▸ Problem to solve
Copy out every record precisely.

# Start of Supplied entries

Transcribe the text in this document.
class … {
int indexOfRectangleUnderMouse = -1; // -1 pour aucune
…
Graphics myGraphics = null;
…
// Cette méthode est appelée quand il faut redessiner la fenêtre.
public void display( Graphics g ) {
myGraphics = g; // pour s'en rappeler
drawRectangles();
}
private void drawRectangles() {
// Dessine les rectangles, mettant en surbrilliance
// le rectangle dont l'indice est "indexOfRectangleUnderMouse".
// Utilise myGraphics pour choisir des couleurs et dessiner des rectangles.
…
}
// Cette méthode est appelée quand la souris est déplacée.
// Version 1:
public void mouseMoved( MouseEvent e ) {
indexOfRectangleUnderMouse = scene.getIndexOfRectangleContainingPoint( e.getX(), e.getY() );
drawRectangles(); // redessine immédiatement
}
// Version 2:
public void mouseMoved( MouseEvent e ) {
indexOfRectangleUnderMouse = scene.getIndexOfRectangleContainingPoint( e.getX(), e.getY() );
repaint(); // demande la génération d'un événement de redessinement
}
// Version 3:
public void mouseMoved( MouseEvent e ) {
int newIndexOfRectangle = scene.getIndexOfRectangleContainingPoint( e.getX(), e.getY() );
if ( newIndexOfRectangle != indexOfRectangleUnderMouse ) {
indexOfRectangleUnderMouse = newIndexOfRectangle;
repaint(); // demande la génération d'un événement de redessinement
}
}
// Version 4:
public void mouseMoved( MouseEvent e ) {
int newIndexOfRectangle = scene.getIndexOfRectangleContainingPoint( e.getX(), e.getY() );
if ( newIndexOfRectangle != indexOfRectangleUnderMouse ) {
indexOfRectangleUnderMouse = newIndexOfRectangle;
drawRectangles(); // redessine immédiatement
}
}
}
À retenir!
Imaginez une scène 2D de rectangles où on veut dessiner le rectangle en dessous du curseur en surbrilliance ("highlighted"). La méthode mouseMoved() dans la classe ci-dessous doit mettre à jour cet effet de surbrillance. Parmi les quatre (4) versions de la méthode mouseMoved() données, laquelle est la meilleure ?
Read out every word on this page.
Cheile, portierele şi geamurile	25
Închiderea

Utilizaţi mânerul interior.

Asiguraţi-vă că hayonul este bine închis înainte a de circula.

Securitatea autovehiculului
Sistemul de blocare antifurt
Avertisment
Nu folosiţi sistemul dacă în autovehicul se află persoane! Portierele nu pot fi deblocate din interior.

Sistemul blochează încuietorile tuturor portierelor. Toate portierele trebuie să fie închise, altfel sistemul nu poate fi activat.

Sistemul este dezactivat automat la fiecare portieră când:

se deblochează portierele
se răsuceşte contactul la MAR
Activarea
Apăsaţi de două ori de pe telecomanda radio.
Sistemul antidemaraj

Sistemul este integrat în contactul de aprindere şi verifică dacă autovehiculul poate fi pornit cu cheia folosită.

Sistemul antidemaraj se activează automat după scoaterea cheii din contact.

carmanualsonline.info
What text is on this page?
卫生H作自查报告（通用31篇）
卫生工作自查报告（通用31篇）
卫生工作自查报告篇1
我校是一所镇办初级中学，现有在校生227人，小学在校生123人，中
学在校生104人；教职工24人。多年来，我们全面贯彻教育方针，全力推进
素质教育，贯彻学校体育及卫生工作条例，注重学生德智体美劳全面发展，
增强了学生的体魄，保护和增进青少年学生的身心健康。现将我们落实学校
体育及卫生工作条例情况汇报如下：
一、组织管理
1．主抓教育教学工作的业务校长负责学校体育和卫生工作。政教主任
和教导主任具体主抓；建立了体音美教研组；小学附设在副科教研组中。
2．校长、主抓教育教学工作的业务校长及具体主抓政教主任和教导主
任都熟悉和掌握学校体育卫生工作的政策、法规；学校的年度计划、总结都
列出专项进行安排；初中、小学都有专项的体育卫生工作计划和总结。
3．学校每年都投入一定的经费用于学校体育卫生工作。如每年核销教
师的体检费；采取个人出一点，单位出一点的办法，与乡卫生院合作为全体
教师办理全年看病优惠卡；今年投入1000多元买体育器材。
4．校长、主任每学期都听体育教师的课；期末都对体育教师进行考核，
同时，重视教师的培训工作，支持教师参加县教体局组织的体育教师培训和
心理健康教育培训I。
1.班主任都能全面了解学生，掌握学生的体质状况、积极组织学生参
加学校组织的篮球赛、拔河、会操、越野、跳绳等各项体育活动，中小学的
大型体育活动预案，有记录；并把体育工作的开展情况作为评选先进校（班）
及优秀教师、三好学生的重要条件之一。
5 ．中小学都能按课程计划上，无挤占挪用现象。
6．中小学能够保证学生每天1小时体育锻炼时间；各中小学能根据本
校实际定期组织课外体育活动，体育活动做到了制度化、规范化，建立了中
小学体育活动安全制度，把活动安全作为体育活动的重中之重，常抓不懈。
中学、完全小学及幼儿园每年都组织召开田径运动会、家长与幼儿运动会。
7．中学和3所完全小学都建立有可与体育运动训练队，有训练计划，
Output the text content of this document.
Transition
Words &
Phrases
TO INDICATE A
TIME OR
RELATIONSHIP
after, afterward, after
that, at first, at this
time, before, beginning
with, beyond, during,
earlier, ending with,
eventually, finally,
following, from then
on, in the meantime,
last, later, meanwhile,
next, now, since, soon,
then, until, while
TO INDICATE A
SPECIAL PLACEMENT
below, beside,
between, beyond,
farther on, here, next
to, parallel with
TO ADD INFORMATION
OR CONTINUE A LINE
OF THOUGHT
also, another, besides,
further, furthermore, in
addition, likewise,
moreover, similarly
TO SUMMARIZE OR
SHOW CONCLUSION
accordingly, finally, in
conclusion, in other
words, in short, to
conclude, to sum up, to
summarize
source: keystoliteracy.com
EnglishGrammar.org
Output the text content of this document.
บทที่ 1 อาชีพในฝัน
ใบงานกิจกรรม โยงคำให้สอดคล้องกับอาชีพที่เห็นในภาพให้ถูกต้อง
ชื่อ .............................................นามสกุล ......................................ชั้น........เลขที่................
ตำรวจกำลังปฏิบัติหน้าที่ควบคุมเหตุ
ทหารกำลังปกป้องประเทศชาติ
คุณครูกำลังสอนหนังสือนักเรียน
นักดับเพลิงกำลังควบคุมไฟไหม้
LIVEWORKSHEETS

# End of Supplied entries

▸ Finished task
Transcribe the text in this document.
class … {
int indexOfRectangleUnderMouse = -1; // -1 pour aucune
…
Graphics myGraphics = null;
…
// Cette méthode est appelée quand il faut redessiner la fenêtre.
public void display( Graphics g ) {
myGraphics = g; // pour s'en rappeler
drawRectangles();
}
private void drawRectangles() {
// Dessine les rectangles, mettant en surbrilliance
// le rectangle dont l'indice est "indexOfRectangleUnderMouse".
// Utilise myGraphics pour choisir des couleurs et dessiner des rectangles.
…
}
// Cette méthode est appelée quand la souris est déplacée.
// Version 1:
public void mouseMoved( MouseEvent e ) {
indexOfRectangleUnderMouse = scene.getIndexOfRectangleContainingPoint( e.getX(), e.getY() );
drawRectangles(); // redessine immédiatement
}
// Version 2:
public void mouseMoved( MouseEvent e ) {
indexOfRectangleUnderMouse = scene.getIndexOfRectangleContainingPoint( e.getX(), e.getY() );
repaint(); // demande la génération d'un événement de redessinement
}
// Version 3:
public void mouseMoved( MouseEvent e ) {
int newIndexOfRectangle = scene.getIndexOfRectangleContainingPoint( e.getX(), e.getY() );
if ( newIndexOfRectangle != indexOfRectangleUnderMouse ) {
indexOfRectangleUnderMouse = newIndexOfRectangle;
repaint(); // demande la génération d'un événement de redessinement
}
}
// Version 4:
public void mouseMoved( MouseEvent e ) {
int newIndexOfRectangle = scene.getIndexOfRectangleContainingPoint( e.getX(), e.getY() );
if ( newIndexOfRectangle != indexOfRectangleUnderMouse ) {
indexOfRectangleUnderMouse = newIndexOfRectangle;
drawRectangles(); // redessine immédiatement
}
}
}
À retenir!
Imaginez une scène 2D de rectangles où on veut dessiner le rectangle en dessous du curseur en surbrilliance ("highlighted"). La méthode mouseMoved() dans la classe ci-dessous doit mettre à jour cet effet de surbrillance. Parmi les quatre (4) versions de la méthode mouseMoved() données, laquelle est la meilleure ?
Read out every word on this page.
Cheile, portierele şi geamurile	25
Închiderea

Utilizaţi mânerul interior.

Asiguraţi-vă că hayonul este bine închis înainte a de circula.

Securitatea autovehiculului
Sistemul de blocare antifurt
Avertisment
Nu folosiţi sistemul dacă în autovehicul se află persoane! Portierele nu pot fi deblocate din interior.

Sistemul blochează încuietorile tuturor portierelor. Toate portierele trebuie să fie închise, altfel sistemul nu poate fi activat.

Sistemul este dezactivat automat la fiecare portieră când:

se deblochează portierele
se răsuceşte contactul la MAR
Activarea
Apăsaţi de două ori de pe telecomanda radio.
Sistemul antidemaraj

Sistemul este integrat în contactul de aprindere şi verifică dacă autovehiculul poate fi pornit cu cheia folosită.

Sistemul antidemaraj se activează automat după scoaterea cheii din contact.

carmanualsonline.info
What text is on this page?
卫生H作自查报告（通用31篇）
卫生工作自查报告（通用31篇）
卫生工作自查报告篇1
我校是一所镇办初级中学，现有在校生227人，小学在校生123人，中
学在校生104人；教职工24人。多年来，我们全面贯彻教育方针，全力推进
素质教育，贯彻学校体育及卫生工作条例，注重学生德智体美劳全面发展，
增强了学生的体魄，保护和增进青少年学生的身心健康。现将我们落实学校
体育及卫生工作条例情况汇报如下：
一、组织管理
1．主抓教育教学工作的业务校长负责学校体育和卫生工作。政教主任
和教导主任具体主抓；建立了体音美教研组；小学附设在副科教研组中。
2．校长、主抓教育教学工作的业务校长及具体主抓政教主任和教导主
任都熟悉和掌握学校体育卫生工作的政策、法规；学校的年度计划、总结都
列出专项进行安排；初中、小学都有专项的体育卫生工作计划和总结。
3．学校每年都投入一定的经费用于学校体育卫生工作。如每年核销教
师的体检费；采取个人出一点，单位出一点的办法，与乡卫生院合作为全体
教师办理全年看病优惠卡；今年投入1000多元买体育器材。
4．校长、主任每学期都听体育教师的课；期末都对体育教师进行考核，
同时，重视教师的培训工作，支持教师参加县教体局组织的体育教师培训和
心理健康教育培训I。
1.班主任都能全面了解学生，掌握学生的体质状况、积极组织学生参
加学校组织的篮球赛、拔河、会操、越野、跳绳等各项体育活动，中小学的
大型体育活动预案，有记录；并把体育工作的开展情况作为评选先进校（班）
及优秀教师、三好学生的重要条件之一。
5 ．中小学都能按课程计划上，无挤占挪用现象。
6．中小学能够保证学生每天1小时体育锻炼时间；各中小学能根据本
校实际定期组织课外体育活动，体育活动做到了制度化、规范化，建立了中
小学体育活动安全制度，把活动安全作为体育活动的重中之重，常抓不懈。
中学、完全小学及幼儿园每年都组织召开田径运动会、家长与幼儿运动会。
7．中学和3所完全小学都建立有可与体育运动训练队，有训练计划，
Output the text content of this document.
Transition
Words &
Phrases
TO INDICATE A
TIME OR
RELATIONSHIP
after, afterward, after
that, at first, at this
time, before, beginning
with, beyond, during,
earlier, ending with,
eventually, finally,
following, from then
on, in the meantime,
last, later, meanwhile,
next, now, since, soon,
then, until, while
TO INDICATE A
SPECIAL PLACEMENT
below, beside,
between, beyond,
farther on, here, next
to, parallel with
TO ADD INFORMATION
OR CONTINUE A LINE
OF THOUGHT
also, another, besides,
further, furthermore, in
addition, likewise,
moreover, similarly
TO SUMMARIZE OR
SHOW CONCLUSION
accordingly, finally, in
conclusion, in other
words, in short, to
conclude, to sum up, to
summarize
source: keystoliteracy.com
EnglishGrammar.org
Output the text content of this document.
บทที่ 1 อาชีพในฝัน
ใบงานกิจกรรม โยงคำให้สอดคล้องกับอาชีพที่เห็นในภาพให้ถูกต้อง
ชื่อ .............................................นามสกุล ......................................ชั้น........เลขที่................
ตำรวจกำลังปฏิบัติหน้าที่ควบคุมเหตุ
ทหารกำลังปกป้องประเทศชาติ
คุณครูกำลังสอนหนังสือนักเรียน
นักดับเพลิงกำลังควบคุมไฟไหม้
LIVEWORKSHEETS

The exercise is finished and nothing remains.